Sort through the data and copy the lines holding the word "this".
-- START Record extracts --
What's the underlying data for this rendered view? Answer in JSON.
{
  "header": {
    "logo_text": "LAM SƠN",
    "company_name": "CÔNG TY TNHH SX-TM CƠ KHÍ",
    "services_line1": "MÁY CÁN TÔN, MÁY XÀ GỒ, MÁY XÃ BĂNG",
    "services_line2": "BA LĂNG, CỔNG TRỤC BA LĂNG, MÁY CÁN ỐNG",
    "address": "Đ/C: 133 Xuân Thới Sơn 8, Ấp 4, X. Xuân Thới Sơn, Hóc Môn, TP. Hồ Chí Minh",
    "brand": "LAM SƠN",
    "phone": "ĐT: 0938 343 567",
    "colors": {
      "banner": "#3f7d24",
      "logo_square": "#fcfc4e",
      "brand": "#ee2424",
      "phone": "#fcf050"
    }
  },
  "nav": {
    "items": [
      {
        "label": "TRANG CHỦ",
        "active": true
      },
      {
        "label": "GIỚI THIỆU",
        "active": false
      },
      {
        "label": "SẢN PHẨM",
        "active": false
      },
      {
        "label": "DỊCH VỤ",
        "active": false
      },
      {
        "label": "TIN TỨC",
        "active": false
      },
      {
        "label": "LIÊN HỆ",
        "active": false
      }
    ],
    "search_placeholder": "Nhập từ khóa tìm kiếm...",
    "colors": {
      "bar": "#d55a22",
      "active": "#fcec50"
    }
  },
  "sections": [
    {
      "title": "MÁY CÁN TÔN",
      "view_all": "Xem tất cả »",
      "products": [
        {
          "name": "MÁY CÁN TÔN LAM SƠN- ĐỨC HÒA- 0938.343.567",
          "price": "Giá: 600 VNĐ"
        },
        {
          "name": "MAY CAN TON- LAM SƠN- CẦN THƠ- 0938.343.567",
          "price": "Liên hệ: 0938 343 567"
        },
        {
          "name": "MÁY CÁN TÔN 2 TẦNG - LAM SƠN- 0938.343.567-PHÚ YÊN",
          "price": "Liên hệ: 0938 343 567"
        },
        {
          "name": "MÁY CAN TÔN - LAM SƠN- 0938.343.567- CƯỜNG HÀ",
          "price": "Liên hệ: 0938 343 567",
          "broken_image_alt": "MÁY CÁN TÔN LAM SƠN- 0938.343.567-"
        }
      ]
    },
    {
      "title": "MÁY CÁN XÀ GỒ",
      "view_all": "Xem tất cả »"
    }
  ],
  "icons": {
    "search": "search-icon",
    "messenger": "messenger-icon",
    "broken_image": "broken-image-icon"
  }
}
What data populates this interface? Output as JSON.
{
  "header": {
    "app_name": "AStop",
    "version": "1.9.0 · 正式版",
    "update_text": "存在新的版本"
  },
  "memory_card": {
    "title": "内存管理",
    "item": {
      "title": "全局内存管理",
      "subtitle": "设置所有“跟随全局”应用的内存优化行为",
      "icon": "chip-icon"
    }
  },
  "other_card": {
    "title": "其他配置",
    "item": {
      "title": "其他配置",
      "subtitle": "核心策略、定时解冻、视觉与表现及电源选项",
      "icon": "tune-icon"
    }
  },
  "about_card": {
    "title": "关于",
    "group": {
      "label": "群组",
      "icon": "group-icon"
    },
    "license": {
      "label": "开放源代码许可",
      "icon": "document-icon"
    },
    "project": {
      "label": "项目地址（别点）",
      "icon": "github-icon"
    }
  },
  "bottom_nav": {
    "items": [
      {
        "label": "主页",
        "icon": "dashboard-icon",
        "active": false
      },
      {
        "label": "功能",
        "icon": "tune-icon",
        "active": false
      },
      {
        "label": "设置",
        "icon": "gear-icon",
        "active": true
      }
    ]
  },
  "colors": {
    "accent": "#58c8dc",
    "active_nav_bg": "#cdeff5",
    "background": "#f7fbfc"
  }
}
-- END Record extracts --
Task result:
What's the underlying data for this rendered view? Answer in JSON.
What data populates this interface? Output as JSON.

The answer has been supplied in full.